* **Given problem**
Where a line holds the word "树根安二巨石", copy that line.

Dataset entries:
.....

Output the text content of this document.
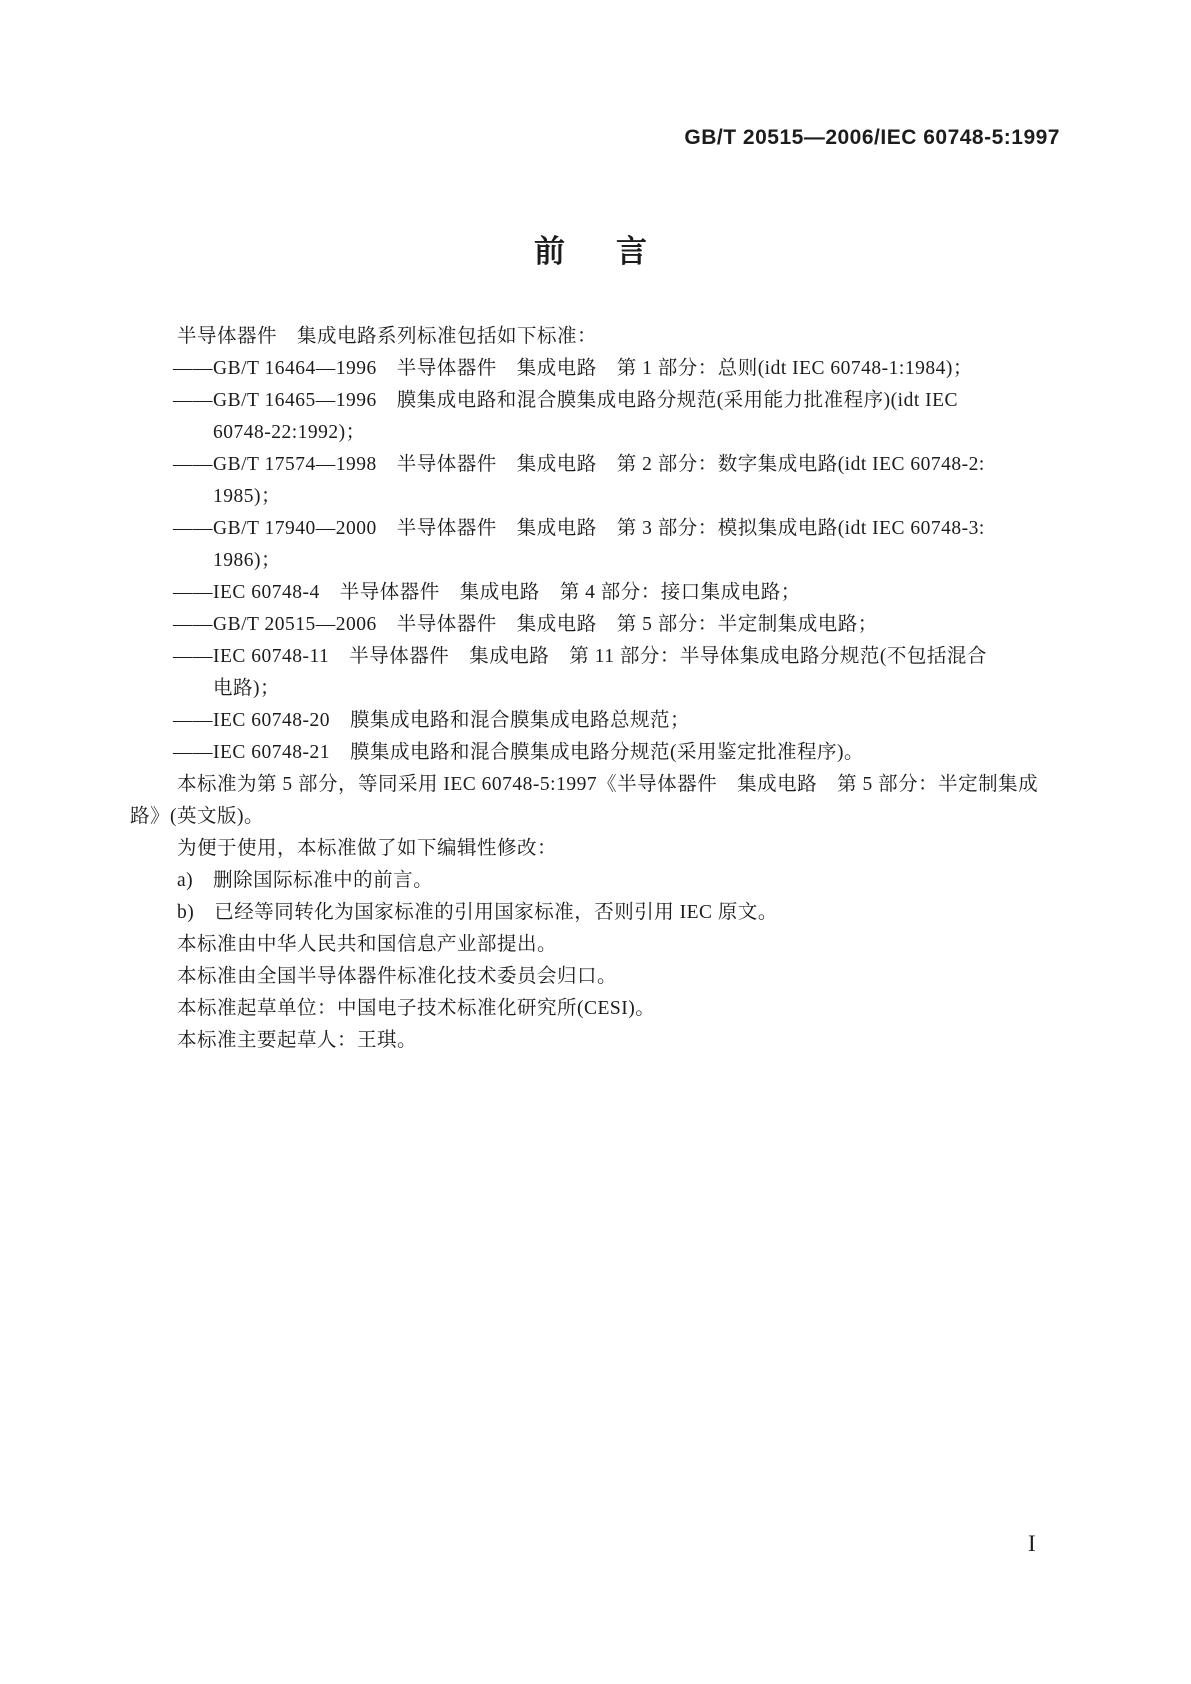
GB/T 20515—2006/IEC 60748-5:1997
前　言
半导体器件　集成电路系列标准包括如下标准：
——GB/T 16464—1996　半导体器件　集成电路　第 1 部分：总则(idt IEC 60748-1:1984)；
——GB/T 16465—1996　膜集成电路和混合膜集成电路分规范(采用能力批准程序)(idt IEC
60748-22:1992)；
——GB/T 17574—1998　半导体器件　集成电路　第 2 部分：数字集成电路(idt IEC 60748-2:
1985)；
——GB/T 17940—2000　半导体器件　集成电路　第 3 部分：模拟集成电路(idt IEC 60748-3:
1986)；
——IEC 60748-4　半导体器件　集成电路　第 4 部分：接口集成电路；
——GB/T 20515—2006　半导体器件　集成电路　第 5 部分：半定制集成电路；
——IEC 60748-11　半导体器件　集成电路　第 11 部分：半导体集成电路分规范(不包括混合
电路)；
——IEC 60748-20　膜集成电路和混合膜集成电路总规范；
——IEC 60748-21　膜集成电路和混合膜集成电路分规范(采用鉴定批准程序)。
本标准为第 5 部分，等同采用 IEC 60748-5:1997《半导体器件　集成电路　第 5 部分：半定制集成
路》(英文版)。
为便于使用，本标准做了如下编辑性修改：
a)　删除国际标准中的前言。
b)　已经等同转化为国家标准的引用国家标准，否则引用 IEC 原文。
本标准由中华人民共和国信息产业部提出。
本标准由全国半导体器件标准化技术委员会归口。
本标准起草单位：中国电子技术标准化研究所(CESI)。
本标准主要起草人：王琪。
I
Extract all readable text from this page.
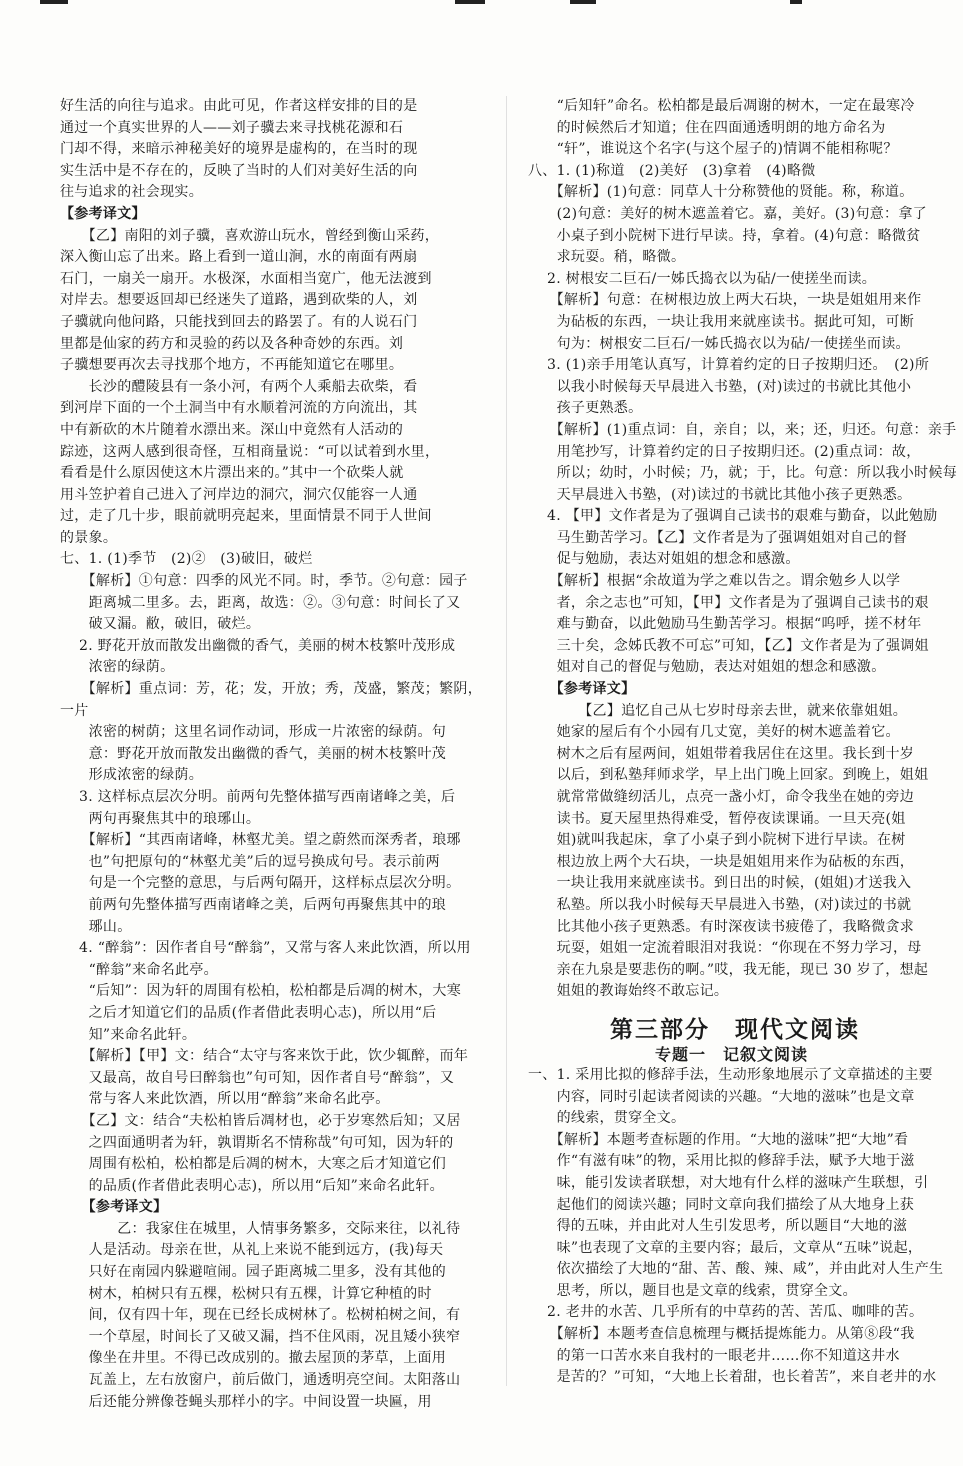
好生活的向往与追求。由此可见，作者这样安排的目的是
通过一个真实世界的人——刘子骥去来寻找桃花源和石
门却不得，来暗示神秘美好的境界是虚构的，在当时的现
实生活中是不存在的，反映了当时的人们对美好生活的向
往与追求的社会现实。

【参考译文】

　　【乙】南阳的刘子骥，喜欢游山玩水，曾经到衡山采药，
深入衡山忘了出来。路上看到一道山涧，水的南面有两扇
石门，一扇关一扇开。水极深，水面相当宽广，他无法渡到
对岸去。想要返回却已经迷失了道路，遇到砍柴的人，刘
子骥就向他问路，只能找到回去的路罢了。有的人说石门
里都是仙家的药方和灵验的药以及各种奇妙的东西。刘
子骥想要再次去寻找那个地方，不再能知道它在哪里。
　　长沙的醴陵县有一条小河，有两个人乘船去砍柴，看
到河岸下面的一个土洞当中有水顺着河流的方向流出，其
中有新砍的木片随着水漂出来。深山中竟然有人活动的
踪迹，这两人感到很奇怪，互相商量说：“可以试着到水里，
看看是什么原因使这木片漂出来的。”其中一个砍柴人就
用斗笠护着自己进入了河岸边的洞穴，洞穴仅能容一人通
过，走了几十步，眼前就明亮起来，里面情景不同于人世间
的景象。

七、1. (1)季节　(2)②　(3)破旧，破烂

　　【解析】①句意：四季的风光不同。时，季节。②句意：园子
　　距离城二里多。去，距离，故选：②。③句意：时间长了又
　　破又漏。敝，破旧，破烂。

　 2. 野花开放而散发出幽微的香气，美丽的树木枝繁叶茂形成
　　浓密的绿荫。

　　【解析】重点词：芳，花；发，开放；秀，茂盛，繁茂；繁阴，一片
　　浓密的树荫；这里名词作动词，形成一片浓密的绿荫。句
　　意：野花开放而散发出幽微的香气，美丽的树木枝繁叶茂
　　形成浓密的绿荫。

　 3. 这样标点层次分明。前两句先整体描写西南诸峰之美，后
　　两句再聚焦其中的琅琊山。

　　【解析】“其西南诸峰，林壑尤美。望之蔚然而深秀者，琅琊
　　也”句把原句的“林壑尤美”后的逗号换成句号。表示前两
　　句是一个完整的意思，与后两句隔开，这样标点层次分明。
　　前两句先整体描写西南诸峰之美，后两句再聚焦其中的琅
　　琊山。

　 4. “醉翁”：因作者自号“醉翁”，又常与客人来此饮酒，所以用
　　“醉翁”来命名此亭。
　　“后知”：因为轩的周围有松柏，松柏都是后凋的树木，大寒
　　之后才知道它们的品质(作者借此表明心志)，所以用“后
　　知”来命名此轩。

　　【解析】【甲】文：结合“太守与客来饮于此，饮少辄醉，而年
　　又最高，故自号曰醉翁也”句可知，因作者自号“醉翁”，又
　　常与客人来此饮酒，所以用“醉翁”来命名此亭。
　　【乙】文：结合“夫松柏皆后凋材也，必于岁寒然后知；又居
　　之四面通明者为轩，孰谓斯名不情称哉”句可知，因为轩的
　　周围有松柏，松柏都是后凋的树木，大寒之后才知道它们
　　的品质(作者借此表明心志)，所以用“后知”来命名此轩。

　　【参考译文】

　　　　乙：我家住在城里，人情事务繁多，交际来往，以礼待
　　人是活动。母亲在世，从礼上来说不能到远方，(我)每天
　　只好在南园内躲避喧闹。园子距离城二里多，没有其他的
　　树木，柏树只有五棵，松树只有五棵，计算它种植的时
　　间，仅有四十年，现在已经长成树林了。松树柏树之间，有
　　一个草屋，时间长了又破又漏，挡不住风雨，况且矮小狭窄
　　像坐在井里。不得已改成别的。撤去屋顶的茅草，上面用
　　瓦盖上，左右放窗户，前后做门，通透明亮空间。太阳落山
　　后还能分辨像苍蝇头那样小的字。中间设置一块匾，用

　　“后知轩”命名。松柏都是最后凋谢的树木，一定在最寒冷
　　的时候然后才知道；住在四面通透明朗的地方命名为
　　“轩”，谁说这个名字(与这个屋子的)情调不能相称呢？

八、1. (1)称道　(2)美好　(3)拿着　(4)略微

　　【解析】(1)句意：同草人十分称赞他的贤能。称，称道。
　　(2)句意：美好的树木遮盖着它。嘉，美好。(3)句意：拿了
　　小桌子到小院树下进行早读。持，拿着。(4)句意：略微贫
　　求玩耍。稍，略微。

　 2. 树根安二巨石/一姊氏捣衣以为砧/一使搓坐而读。

　　【解析】句意：在树根边放上两大石块，一块是姐姐用来作
　　为砧板的东西，一块让我用来就座读书。据此可知，可断
　　句为：树根安二巨石/一姊氏捣衣以为砧/一使搓坐而读。

　 3. (1)亲手用笔认真写，计算着约定的日子按期归还。　(2)所
　　以我小时候每天早晨进入书塾，(对)读过的书就比其他小
　　孩子更熟悉。

　　【解析】(1)重点词：自，亲自；以，来；还，归还。句意：亲手
　　用笔抄写，计算着约定的日子按期归还。(2)重点词：故，
　　所以；幼时，小时候；乃，就；于，比。句意：所以我小时候每
　　天早晨进入书塾，(对)读过的书就比其他小孩子更熟悉。

　 4. 【甲】文作者是为了强调自己读书的艰难与勤奋，以此勉励
　　马生勤苦学习。【乙】文作者是为了强调姐姐对自己的督
　　促与勉励，表达对姐姐的想念和感激。

　　【解析】根据“余故道为学之难以告之。谓余勉乡人以学
　　者，余之志也”可知，【甲】文作者是为了强调自己读书的艰
　　难与勤奋，以此勉励马生勤苦学习。根据“呜呼，搓不材年
　　三十矣，念姊氏教不可忘”可知，【乙】文作者是为了强调姐
　　姐对自己的督促与勉励，表达对姐姐的想念和感激。

　　【参考译文】

　　　　【乙】追忆自己从七岁时母亲去世，就来依靠姐姐。
　　她家的屋后有个小园有几丈宽，美好的树木遮盖着它。
　　树木之后有屋两间，姐姐带着我居住在这里。我长到十岁
　　以后，到私塾拜师求学，早上出门晚上回家。到晚上，姐姐
　　就常常做缝纫活儿，点亮一盏小灯，命令我坐在她的旁边
　　读书。夏天屋里热得难受，暂停夜读课诵。一旦天亮(姐
　　姐)就叫我起床，拿了小桌子到小院树下进行早读。在树
　　根边放上两个大石块，一块是姐姐用来作为砧板的东西，
　　一块让我用来就座读书。到日出的时候，(姐姐)才送我入
　　私塾。所以我小时候每天早晨进入书塾，(对)读过的书就
　　比其他小孩子更熟悉。有时深夜读书疲倦了，我略微贪求
　　玩耍，姐姐一定流着眼泪对我说：“你现在不努力学习，母
　　亲在九泉是要悲伤的啊。”哎，我无能，现已 30 岁了，想起
　　姐姐的教诲始终不敢忘记。

一、1. 采用比拟的修辞手法，生动形象地展示了文章描述的主要
　　内容，同时引起读者阅读的兴趣。“大地的滋味”也是文章
　　的线索，贯穿全文。

　　【解析】本题考查标题的作用。“大地的滋味”把“大地”看
　　作“有滋有味”的物，采用比拟的修辞手法，赋予大地于滋
　　味，能引发读者联想，对大地有什么样的滋味产生联想，引
　　起他们的阅读兴趣；同时文章向我们描绘了从大地身上获
　　得的五味，并由此对人生引发思考，所以题目“大地的滋
　　味”也表现了文章的主要内容；最后，文章从“五味”说起，
　　依次描绘了大地的“甜、苦、酸、辣、咸”，并由此对人生产生
　　思考，所以，题目也是文章的线索，贯穿全文。

　 2. 老井的水苦、几乎所有的中草药的苦、苦瓜、咖啡的苦。

　　【解析】本题考查信息梳理与概括提炼能力。从第⑧段“我
　　的第一口苦水来自我村的一眼老井……你不知道这井水
　　是苦的？”可知，“大地上长着甜，也长着苦”，来自老井的水

第三部分　现代文阅读
专题一　记叙文阅读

.....

* **Written reply**
　 2. 树根安二巨石/一姊氏捣衣以为砧/一使搓坐而读。
　　句为：树根安二巨石/一姊氏捣衣以为砧/一使搓坐而读。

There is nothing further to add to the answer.